Short task —
Return the records in full, exactly as given.

Exercise inputs —
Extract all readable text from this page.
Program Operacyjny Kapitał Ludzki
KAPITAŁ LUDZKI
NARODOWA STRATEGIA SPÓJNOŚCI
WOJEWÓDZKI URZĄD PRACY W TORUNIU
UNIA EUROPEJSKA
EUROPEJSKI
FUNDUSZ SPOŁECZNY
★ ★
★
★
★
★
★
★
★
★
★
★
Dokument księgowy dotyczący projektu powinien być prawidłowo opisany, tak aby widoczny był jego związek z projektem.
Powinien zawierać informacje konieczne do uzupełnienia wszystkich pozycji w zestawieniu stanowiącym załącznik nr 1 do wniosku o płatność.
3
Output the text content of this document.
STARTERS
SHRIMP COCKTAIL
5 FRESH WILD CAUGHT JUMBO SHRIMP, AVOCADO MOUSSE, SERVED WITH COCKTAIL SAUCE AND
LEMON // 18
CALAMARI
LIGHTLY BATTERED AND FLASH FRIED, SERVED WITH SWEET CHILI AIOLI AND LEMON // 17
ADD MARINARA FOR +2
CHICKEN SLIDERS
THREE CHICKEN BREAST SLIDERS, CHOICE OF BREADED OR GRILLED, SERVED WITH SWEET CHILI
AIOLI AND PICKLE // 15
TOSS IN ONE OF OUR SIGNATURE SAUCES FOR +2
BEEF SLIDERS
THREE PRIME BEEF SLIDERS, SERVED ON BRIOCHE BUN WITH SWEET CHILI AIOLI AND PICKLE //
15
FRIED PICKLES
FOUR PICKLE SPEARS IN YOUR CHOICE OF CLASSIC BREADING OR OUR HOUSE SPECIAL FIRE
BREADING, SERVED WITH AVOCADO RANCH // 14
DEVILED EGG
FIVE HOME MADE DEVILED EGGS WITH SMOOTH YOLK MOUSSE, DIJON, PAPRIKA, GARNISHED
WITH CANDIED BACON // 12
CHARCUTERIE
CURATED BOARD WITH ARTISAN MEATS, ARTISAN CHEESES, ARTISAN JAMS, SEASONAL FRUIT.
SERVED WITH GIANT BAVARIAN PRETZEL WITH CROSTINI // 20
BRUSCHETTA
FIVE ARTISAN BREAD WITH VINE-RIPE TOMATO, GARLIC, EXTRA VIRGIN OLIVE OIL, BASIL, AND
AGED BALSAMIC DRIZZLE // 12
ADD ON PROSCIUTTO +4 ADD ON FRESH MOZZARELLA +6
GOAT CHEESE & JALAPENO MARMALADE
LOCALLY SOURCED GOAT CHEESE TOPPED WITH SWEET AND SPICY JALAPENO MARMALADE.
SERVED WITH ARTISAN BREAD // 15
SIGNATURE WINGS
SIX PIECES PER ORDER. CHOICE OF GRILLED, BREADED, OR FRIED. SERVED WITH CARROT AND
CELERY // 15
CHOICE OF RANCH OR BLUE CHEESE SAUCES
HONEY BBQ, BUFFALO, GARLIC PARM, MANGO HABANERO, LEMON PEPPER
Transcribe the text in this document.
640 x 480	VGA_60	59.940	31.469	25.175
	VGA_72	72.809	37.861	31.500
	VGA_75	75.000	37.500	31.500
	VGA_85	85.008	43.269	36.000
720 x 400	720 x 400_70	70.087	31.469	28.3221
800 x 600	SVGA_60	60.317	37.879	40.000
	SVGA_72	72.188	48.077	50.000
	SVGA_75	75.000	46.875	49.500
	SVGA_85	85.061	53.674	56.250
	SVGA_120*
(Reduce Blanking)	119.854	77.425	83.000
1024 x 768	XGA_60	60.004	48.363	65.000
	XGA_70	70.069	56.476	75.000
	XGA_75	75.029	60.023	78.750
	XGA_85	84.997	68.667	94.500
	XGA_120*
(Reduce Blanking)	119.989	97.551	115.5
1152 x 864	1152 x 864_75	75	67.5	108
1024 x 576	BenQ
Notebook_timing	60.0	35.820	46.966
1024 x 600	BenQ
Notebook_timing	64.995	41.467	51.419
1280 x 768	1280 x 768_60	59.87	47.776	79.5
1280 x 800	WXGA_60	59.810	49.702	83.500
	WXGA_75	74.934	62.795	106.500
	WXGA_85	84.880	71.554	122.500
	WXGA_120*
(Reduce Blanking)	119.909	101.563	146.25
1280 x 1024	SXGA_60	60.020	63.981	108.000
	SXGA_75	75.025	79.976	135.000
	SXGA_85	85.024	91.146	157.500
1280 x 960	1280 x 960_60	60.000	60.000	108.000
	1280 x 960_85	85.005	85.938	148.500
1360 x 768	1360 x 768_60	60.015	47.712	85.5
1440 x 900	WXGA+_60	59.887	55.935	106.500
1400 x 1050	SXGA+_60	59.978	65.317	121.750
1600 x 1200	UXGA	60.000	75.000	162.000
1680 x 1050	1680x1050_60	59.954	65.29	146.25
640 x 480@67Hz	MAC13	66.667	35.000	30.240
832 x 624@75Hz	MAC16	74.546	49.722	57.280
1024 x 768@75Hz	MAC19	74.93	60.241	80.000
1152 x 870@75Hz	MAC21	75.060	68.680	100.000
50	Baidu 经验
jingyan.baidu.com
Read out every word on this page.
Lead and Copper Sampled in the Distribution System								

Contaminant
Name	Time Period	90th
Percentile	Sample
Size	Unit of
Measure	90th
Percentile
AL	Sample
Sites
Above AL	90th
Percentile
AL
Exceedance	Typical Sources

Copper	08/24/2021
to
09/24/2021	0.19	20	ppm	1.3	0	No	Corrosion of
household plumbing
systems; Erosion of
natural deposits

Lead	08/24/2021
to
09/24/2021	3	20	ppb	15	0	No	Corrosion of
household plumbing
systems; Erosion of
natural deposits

Reply —
Extract all readable text from this page.
Program Operacyjny Kapitał Ludzki
KAPITAŁ LUDZKI
NARODOWA STRATEGIA SPÓJNOŚCI
WOJEWÓDZKI URZĄD PRACY W TORUNIU
UNIA EUROPEJSKA
EUROPEJSKI
FUNDUSZ SPOŁECZNY
★ ★
★
★
★
★
★
★
★
★
★
★
Dokument księgowy dotyczący projektu powinien być prawidłowo opisany, tak aby widoczny był jego związek z projektem.
Powinien zawierać informacje konieczne do uzupełnienia wszystkich pozycji w zestawieniu stanowiącym załącznik nr 1 do wniosku o płatność.
3
Output the text content of this document.
STARTERS
SHRIMP COCKTAIL
5 FRESH WILD CAUGHT JUMBO SHRIMP, AVOCADO MOUSSE, SERVED WITH COCKTAIL SAUCE AND
LEMON // 18
CALAMARI
LIGHTLY BATTERED AND FLASH FRIED, SERVED WITH SWEET CHILI AIOLI AND LEMON // 17
ADD MARINARA FOR +2
CHICKEN SLIDERS
THREE CHICKEN BREAST SLIDERS, CHOICE OF BREADED OR GRILLED, SERVED WITH SWEET CHILI
AIOLI AND PICKLE // 15
TOSS IN ONE OF OUR SIGNATURE SAUCES FOR +2
BEEF SLIDERS
THREE PRIME BEEF SLIDERS, SERVED ON BRIOCHE BUN WITH SWEET CHILI AIOLI AND PICKLE //
15
FRIED PICKLES
FOUR PICKLE SPEARS IN YOUR CHOICE OF CLASSIC BREADING OR OUR HOUSE SPECIAL FIRE
BREADING, SERVED WITH AVOCADO RANCH // 14
DEVILED EGG
FIVE HOME MADE DEVILED EGGS WITH SMOOTH YOLK MOUSSE, DIJON, PAPRIKA, GARNISHED
WITH CANDIED BACON // 12
CHARCUTERIE
CURATED BOARD WITH ARTISAN MEATS, ARTISAN CHEESES, ARTISAN JAMS, SEASONAL FRUIT.
SERVED WITH GIANT BAVARIAN PRETZEL WITH CROSTINI // 20
BRUSCHETTA
FIVE ARTISAN BREAD WITH VINE-RIPE TOMATO, GARLIC, EXTRA VIRGIN OLIVE OIL, BASIL, AND
AGED BALSAMIC DRIZZLE // 12
ADD ON PROSCIUTTO +4 ADD ON FRESH MOZZARELLA +6
GOAT CHEESE & JALAPENO MARMALADE
LOCALLY SOURCED GOAT CHEESE TOPPED WITH SWEET AND SPICY JALAPENO MARMALADE.
SERVED WITH ARTISAN BREAD // 15
SIGNATURE WINGS
SIX PIECES PER ORDER. CHOICE OF GRILLED, BREADED, OR FRIED. SERVED WITH CARROT AND
CELERY // 15
CHOICE OF RANCH OR BLUE CHEESE SAUCES
HONEY BBQ, BUFFALO, GARLIC PARM, MANGO HABANERO, LEMON PEPPER
Transcribe the text in this document.
640 x 480	VGA_60	59.940	31.469	25.175
	VGA_72	72.809	37.861	31.500
	VGA_75	75.000	37.500	31.500
	VGA_85	85.008	43.269	36.000
720 x 400	720 x 400_70	70.087	31.469	28.3221
800 x 600	SVGA_60	60.317	37.879	40.000
	SVGA_72	72.188	48.077	50.000
	SVGA_75	75.000	46.875	49.500
	SVGA_85	85.061	53.674	56.250
	SVGA_120*
(Reduce Blanking)	119.854	77.425	83.000
1024 x 768	XGA_60	60.004	48.363	65.000
	XGA_70	70.069	56.476	75.000
	XGA_75	75.029	60.023	78.750
	XGA_85	84.997	68.667	94.500
	XGA_120*
(Reduce Blanking)	119.989	97.551	115.5
1152 x 864	1152 x 864_75	75	67.5	108
1024 x 576	BenQ
Notebook_timing	60.0	35.820	46.966
1024 x 600	BenQ
Notebook_timing	64.995	41.467	51.419
1280 x 768	1280 x 768_60	59.87	47.776	79.5
1280 x 800	WXGA_60	59.810	49.702	83.500
	WXGA_75	74.934	62.795	106.500
	WXGA_85	84.880	71.554	122.500
	WXGA_120*
(Reduce Blanking)	119.909	101.563	146.25
1280 x 1024	SXGA_60	60.020	63.981	108.000
	SXGA_75	75.025	79.976	135.000
	SXGA_85	85.024	91.146	157.500
1280 x 960	1280 x 960_60	60.000	60.000	108.000
	1280 x 960_85	85.005	85.938	148.500
1360 x 768	1360 x 768_60	60.015	47.712	85.5
1440 x 900	WXGA+_60	59.887	55.935	106.500
1400 x 1050	SXGA+_60	59.978	65.317	121.750
1600 x 1200	UXGA	60.000	75.000	162.000
1680 x 1050	1680x1050_60	59.954	65.29	146.25
640 x 480@67Hz	MAC13	66.667	35.000	30.240
832 x 624@75Hz	MAC16	74.546	49.722	57.280
1024 x 768@75Hz	MAC19	74.93	60.241	80.000
1152 x 870@75Hz	MAC21	75.060	68.680	100.000
50	Baidu 经验
jingyan.baidu.com
Read out every word on this page.
Lead and Copper Sampled in the Distribution System								

Contaminant
Name	Time Period	90th
Percentile	Sample
Size	Unit of
Measure	90th
Percentile
AL	Sample
Sites
Above AL	90th
Percentile
AL
Exceedance	Typical Sources

Copper	08/24/2021
to
09/24/2021	0.19	20	ppm	1.3	0	No	Corrosion of
household plumbing
systems; Erosion of
natural deposits

Lead	08/24/2021
to
09/24/2021	3	20	ppb	15	0	No	Corrosion of
household plumbing
systems; Erosion of
natural deposits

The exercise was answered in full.